* Begin *

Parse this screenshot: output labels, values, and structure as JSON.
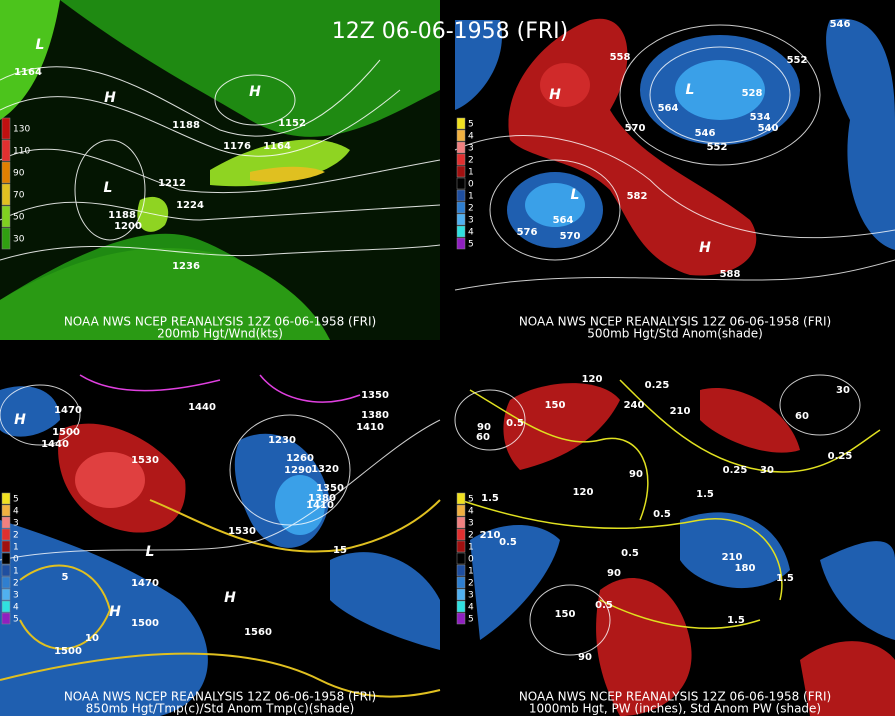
{
  "title": "12Z 06-06-1958 (FRI)",
  "panels": [
    {
      "caption": "NOAA NWS NCEP REANALYSIS 12Z 06-06-1958 (FRI)",
      "subcaption": "200mb Hgt/Wnd(kts)",
      "legend": [
        "130",
        "110",
        "90",
        "70",
        "50",
        "30"
      ],
      "contour_labels": [
        "1164",
        "1188",
        "1152",
        "1176",
        "1164",
        "1212",
        "1224",
        "1188",
        "1200",
        "1236"
      ],
      "centers": [
        "L",
        "H",
        "H",
        "L"
      ]
    },
    {
      "caption": "NOAA NWS NCEP REANALYSIS 12Z 06-06-1958 (FRI)",
      "subcaption": "500mb Hgt/Std Anom(shade)",
      "legend": [
        "5",
        "4",
        "3",
        "2",
        "1",
        "0",
        "1",
        "2",
        "3",
        "4",
        "5"
      ],
      "contour_labels": [
        "558",
        "564",
        "570",
        "546",
        "552",
        "534",
        "540",
        "528",
        "552",
        "546",
        "582",
        "576",
        "570",
        "564",
        "588"
      ],
      "centers": [
        "H",
        "L",
        "L",
        "H"
      ]
    },
    {
      "caption": "NOAA NWS NCEP REANALYSIS 12Z 06-06-1958 (FRI)",
      "subcaption": "850mb Hgt/Tmp(c)/Std Anom Tmp(c)(shade)",
      "legend": [
        "5",
        "4",
        "3",
        "2",
        "1",
        "0",
        "1",
        "2",
        "3",
        "4",
        "5"
      ],
      "contour_labels": [
        "1470",
        "1500",
        "1440",
        "1530",
        "1440",
        "1230",
        "1260",
        "1290",
        "1320",
        "1350",
        "1380",
        "1410",
        "1380",
        "1410",
        "1350",
        "1530",
        "1470",
        "1500",
        "1560",
        "1500",
        "15",
        "5",
        "10"
      ],
      "centers": [
        "H",
        "L",
        "H",
        "H"
      ]
    },
    {
      "caption": "NOAA NWS NCEP REANALYSIS 12Z 06-06-1958 (FRI)",
      "subcaption": "1000mb Hgt, PW (inches), Std Anom PW (shade)",
      "legend": [
        "5",
        "4",
        "3",
        "2",
        "1",
        "0",
        "1",
        "2",
        "3",
        "4",
        "5"
      ],
      "contour_labels": [
        "120",
        "150",
        "60",
        "90",
        "0.5",
        "1.5",
        "120",
        "90",
        "0.5",
        "210",
        "0.5",
        "0.5",
        "1.5",
        "0.25",
        "240",
        "210",
        "0.25",
        "30",
        "60",
        "30",
        "0.25",
        "1.5",
        "210",
        "180",
        "0.5",
        "90",
        "150",
        "90",
        "1.5"
      ],
      "centers": [
        "L",
        "H",
        "L",
        "H"
      ]
    }
  ]
}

* End *

### WHAT YOU SHOULD DO
Each record should be quoted exactly, with the images omitted.

### RESPONSE
Parse this screenshot: output labels, values, and structure as JSON.
{
  "title": "12Z 06-06-1958 (FRI)",
  "panels": [
    {
      "caption": "NOAA NWS NCEP REANALYSIS 12Z 06-06-1958 (FRI)",
      "subcaption": "200mb Hgt/Wnd(kts)",
      "legend": [
        "130",
        "110",
        "90",
        "70",
        "50",
        "30"
      ],
      "contour_labels": [
        "1164",
        "1188",
        "1152",
        "1176",
        "1164",
        "1212",
        "1224",
        "1188",
        "1200",
        "1236"
      ],
      "centers": [
        "L",
        "H",
        "H",
        "L"
      ]
    },
    {
      "caption": "NOAA NWS NCEP REANALYSIS 12Z 06-06-1958 (FRI)",
      "subcaption": "500mb Hgt/Std Anom(shade)",
      "legend": [
        "5",
        "4",
        "3",
        "2",
        "1",
        "0",
        "1",
        "2",
        "3",
        "4",
        "5"
      ],
      "contour_labels": [
        "558",
        "564",
        "570",
        "546",
        "552",
        "534",
        "540",
        "528",
        "552",
        "546",
        "582",
        "576",
        "570",
        "564",
        "588"
      ],
      "centers": [
        "H",
        "L",
        "L",
        "H"
      ]
    },
    {
      "caption": "NOAA NWS NCEP REANALYSIS 12Z 06-06-1958 (FRI)",
      "subcaption": "850mb Hgt/Tmp(c)/Std Anom Tmp(c)(shade)",
      "legend": [
        "5",
        "4",
        "3",
        "2",
        "1",
        "0",
        "1",
        "2",
        "3",
        "4",
        "5"
      ],
      "contour_labels": [
        "1470",
        "1500",
        "1440",
        "1530",
        "1440",
        "1230",
        "1260",
        "1290",
        "1320",
        "1350",
        "1380",
        "1410",
        "1380",
        "1410",
        "1350",
        "1530",
        "1470",
        "1500",
        "1560",
        "1500",
        "15",
        "5",
        "10"
      ],
      "centers": [
        "H",
        "L",
        "H",
        "H"
      ]
    },
    {
      "caption": "NOAA NWS NCEP REANALYSIS 12Z 06-06-1958 (FRI)",
      "subcaption": "1000mb Hgt, PW (inches), Std Anom PW (shade)",
      "legend": [
        "5",
        "4",
        "3",
        "2",
        "1",
        "0",
        "1",
        "2",
        "3",
        "4",
        "5"
      ],
      "contour_labels": [
        "120",
        "150",
        "60",
        "90",
        "0.5",
        "1.5",
        "120",
        "90",
        "0.5",
        "210",
        "0.5",
        "0.5",
        "1.5",
        "0.25",
        "240",
        "210",
        "0.25",
        "30",
        "60",
        "30",
        "0.25",
        "1.5",
        "210",
        "180",
        "0.5",
        "90",
        "150",
        "90",
        "1.5"
      ],
      "centers": [
        "L",
        "H",
        "L",
        "H"
      ]
    }
  ]
}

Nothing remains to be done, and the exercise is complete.